Deux textes législatifs récents tentent de formaliser cette idée. La proposition de Christophe Naegelen, député de Libertés, Indépendants, Outre-mer et Territoires (LIOT), prévoit ainsi une participation calculée sur la base d’un coût moyen de 100 euros par jour et par détenu, avec un taux variable selon les revenus : jusqu’à 25 % pour les détenus les plus aisés, et un pourcentage réduit pour les plus précaires. L’objectif, selon son auteur, est double : réduire la dépense publique (estimée à 4 milliards d’euros annuels) et favoriser une « réinsertion responsable ». Cette approche n’est pas nouvelle : depuis 2015, des députés de diverses sensibilités, de la droite souverainiste au Rassemblement national, ont régulièrement tenté d’intégrer ce principe dans la loi, sans succès.

## DONNÉES FOURNIES

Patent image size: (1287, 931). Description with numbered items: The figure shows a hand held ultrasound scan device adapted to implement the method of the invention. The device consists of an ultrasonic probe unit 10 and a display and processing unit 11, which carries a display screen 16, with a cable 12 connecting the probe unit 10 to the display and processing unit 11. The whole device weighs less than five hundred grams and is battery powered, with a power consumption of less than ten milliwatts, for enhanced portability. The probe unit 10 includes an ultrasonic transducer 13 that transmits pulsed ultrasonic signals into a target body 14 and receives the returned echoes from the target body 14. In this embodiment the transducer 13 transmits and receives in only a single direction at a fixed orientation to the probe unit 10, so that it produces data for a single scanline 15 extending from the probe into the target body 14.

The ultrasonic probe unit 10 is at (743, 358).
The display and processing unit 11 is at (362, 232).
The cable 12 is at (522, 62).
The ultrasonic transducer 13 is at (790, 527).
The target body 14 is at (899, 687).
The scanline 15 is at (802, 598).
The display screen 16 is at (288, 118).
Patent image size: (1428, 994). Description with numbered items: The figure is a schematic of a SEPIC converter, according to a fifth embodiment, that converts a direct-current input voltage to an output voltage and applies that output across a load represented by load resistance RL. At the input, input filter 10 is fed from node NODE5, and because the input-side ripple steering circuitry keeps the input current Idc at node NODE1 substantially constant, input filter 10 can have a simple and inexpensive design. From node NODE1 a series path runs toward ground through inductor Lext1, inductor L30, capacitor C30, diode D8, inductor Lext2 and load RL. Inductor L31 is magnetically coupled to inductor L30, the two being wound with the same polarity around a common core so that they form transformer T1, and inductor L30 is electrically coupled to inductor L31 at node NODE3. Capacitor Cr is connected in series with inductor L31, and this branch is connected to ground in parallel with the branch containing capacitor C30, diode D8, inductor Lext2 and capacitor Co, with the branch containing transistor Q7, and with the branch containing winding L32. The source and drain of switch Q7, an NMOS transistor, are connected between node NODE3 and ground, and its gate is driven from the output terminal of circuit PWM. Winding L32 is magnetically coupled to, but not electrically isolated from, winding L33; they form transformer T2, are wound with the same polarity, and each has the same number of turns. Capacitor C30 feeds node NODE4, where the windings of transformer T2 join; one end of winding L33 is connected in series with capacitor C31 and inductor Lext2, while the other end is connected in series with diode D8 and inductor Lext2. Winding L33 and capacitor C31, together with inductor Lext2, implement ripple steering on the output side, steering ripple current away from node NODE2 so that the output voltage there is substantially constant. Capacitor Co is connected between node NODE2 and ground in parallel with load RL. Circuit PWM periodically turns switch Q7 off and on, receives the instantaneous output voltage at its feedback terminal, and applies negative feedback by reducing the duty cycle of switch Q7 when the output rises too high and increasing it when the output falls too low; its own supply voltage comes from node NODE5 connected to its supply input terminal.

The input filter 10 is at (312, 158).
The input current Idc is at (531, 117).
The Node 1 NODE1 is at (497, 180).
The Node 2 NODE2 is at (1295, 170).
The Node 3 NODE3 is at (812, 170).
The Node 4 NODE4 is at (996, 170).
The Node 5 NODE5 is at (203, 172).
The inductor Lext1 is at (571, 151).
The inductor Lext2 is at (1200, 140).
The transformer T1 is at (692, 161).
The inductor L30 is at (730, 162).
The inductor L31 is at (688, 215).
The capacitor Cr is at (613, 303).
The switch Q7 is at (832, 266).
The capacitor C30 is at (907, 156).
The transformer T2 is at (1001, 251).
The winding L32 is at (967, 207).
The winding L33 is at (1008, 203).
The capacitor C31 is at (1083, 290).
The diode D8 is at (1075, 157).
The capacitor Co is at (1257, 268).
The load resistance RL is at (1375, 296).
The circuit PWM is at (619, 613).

## ÉNONCÉ 1
Relevez toutes les valeurs écrites en chiffres dans l'extrait sur la participation des détenus aux frais de prison, avec leur unité quand il y en a une.
## ÉNONCÉ 2
Traduisez en anglais cette phrase de l'extrait sur la participation des détenus aux frais de prison : « L’objectif, selon son auteur, est double : réduire la dépense publique (estimée à 4 milliards d’euros annuels) et favoriser une « réinsertion responsable ». »
## ÉNONCÉ 3
D'après l'extrait sur la participation des détenus aux frais de prison, les affirmations suivantes sont-elles exactes ? Répondez par oui ou non et citez les mots de l'extrait qui le prouvent.
(a) La participation peut aller jusqu'à 25 % pour les détenus les plus aisés.
(b) Depuis 2015, ce principe a été inscrit dans la loi.
(c) Le coût moyen utilisé pour le calcul est de 100 euros par mois et par détenu.

## RÉPONSE COMPLÈTE 1
- 100 euros (par jour et par détenu)
- 25 %
- 4 milliards d'euros (annuels)
- 2015

## RÉPONSE COMPLÈTE 2
The goal, according to its author, is twofold: to reduce public spending (estimated at 4 billion euros a year) and to promote a "responsible reintegration."

## RÉPONSE COMPLÈTE 3
(a) Oui : « jusqu’à 25 % pour les détenus les plus aisés ».
(b) Non : « ont régulièrement tenté d’intégrer ce principe dans la loi, sans succès ».
(c) Non : « un coût moyen de 100 euros par jour et par détenu ».